Data excerpts
■ ■ ■ ■

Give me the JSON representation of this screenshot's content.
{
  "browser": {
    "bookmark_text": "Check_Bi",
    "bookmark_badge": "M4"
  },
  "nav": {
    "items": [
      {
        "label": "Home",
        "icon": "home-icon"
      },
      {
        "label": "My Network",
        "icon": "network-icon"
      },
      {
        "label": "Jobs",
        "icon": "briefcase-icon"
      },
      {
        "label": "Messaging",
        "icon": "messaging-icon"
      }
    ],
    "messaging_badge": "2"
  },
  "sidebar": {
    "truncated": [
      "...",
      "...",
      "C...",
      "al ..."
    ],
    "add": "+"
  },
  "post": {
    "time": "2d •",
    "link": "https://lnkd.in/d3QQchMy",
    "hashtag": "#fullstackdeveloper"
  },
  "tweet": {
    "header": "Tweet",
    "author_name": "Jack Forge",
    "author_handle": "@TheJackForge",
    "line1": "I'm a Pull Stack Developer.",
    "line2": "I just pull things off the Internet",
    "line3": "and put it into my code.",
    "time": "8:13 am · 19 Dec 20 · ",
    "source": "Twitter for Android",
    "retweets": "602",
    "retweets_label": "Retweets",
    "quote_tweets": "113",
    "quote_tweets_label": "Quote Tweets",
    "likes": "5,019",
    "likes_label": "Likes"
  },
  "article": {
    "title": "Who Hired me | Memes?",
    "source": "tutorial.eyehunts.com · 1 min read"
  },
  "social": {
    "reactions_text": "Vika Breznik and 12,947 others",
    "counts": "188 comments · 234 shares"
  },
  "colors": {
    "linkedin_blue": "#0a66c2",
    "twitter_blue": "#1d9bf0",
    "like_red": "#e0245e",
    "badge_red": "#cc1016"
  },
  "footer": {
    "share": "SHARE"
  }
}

■ ■ ■ ■

### YOUR GOAL:
Output each entry precisely as given.

### RESULT:
Give me the JSON representation of this screenshot's content.
{
  "browser": {
    "bookmark_text": "Check_Bi",
    "bookmark_badge": "M4"
  },
  "nav": {
    "items": [
      {
        "label": "Home",
        "icon": "home-icon"
      },
      {
        "label": "My Network",
        "icon": "network-icon"
      },
      {
        "label": "Jobs",
        "icon": "briefcase-icon"
      },
      {
        "label": "Messaging",
        "icon": "messaging-icon"
      }
    ],
    "messaging_badge": "2"
  },
  "sidebar": {
    "truncated": [
      "...",
      "...",
      "C...",
      "al ..."
    ],
    "add": "+"
  },
  "post": {
    "time": "2d •",
    "link": "https://lnkd.in/d3QQchMy",
    "hashtag": "#fullstackdeveloper"
  },
  "tweet": {
    "header": "Tweet",
    "author_name": "Jack Forge",
    "author_handle": "@TheJackForge",
    "line1": "I'm a Pull Stack Developer.",
    "line2": "I just pull things off the Internet",
    "line3": "and put it into my code.",
    "time": "8:13 am · 19 Dec 20 · ",
    "source": "Twitter for Android",
    "retweets": "602",
    "retweets_label": "Retweets",
    "quote_tweets": "113",
    "quote_tweets_label": "Quote Tweets",
    "likes": "5,019",
    "likes_label": "Likes"
  },
  "article": {
    "title": "Who Hired me | Memes?",
    "source": "tutorial.eyehunts.com · 1 min read"
  },
  "social": {
    "reactions_text": "Vika Breznik and 12,947 others",
    "counts": "188 comments · 234 shares"
  },
  "colors": {
    "linkedin_blue": "#0a66c2",
    "twitter_blue": "#1d9bf0",
    "like_red": "#e0245e",
    "badge_red": "#cc1016"
  },
  "footer": {
    "share": "SHARE"
  }
}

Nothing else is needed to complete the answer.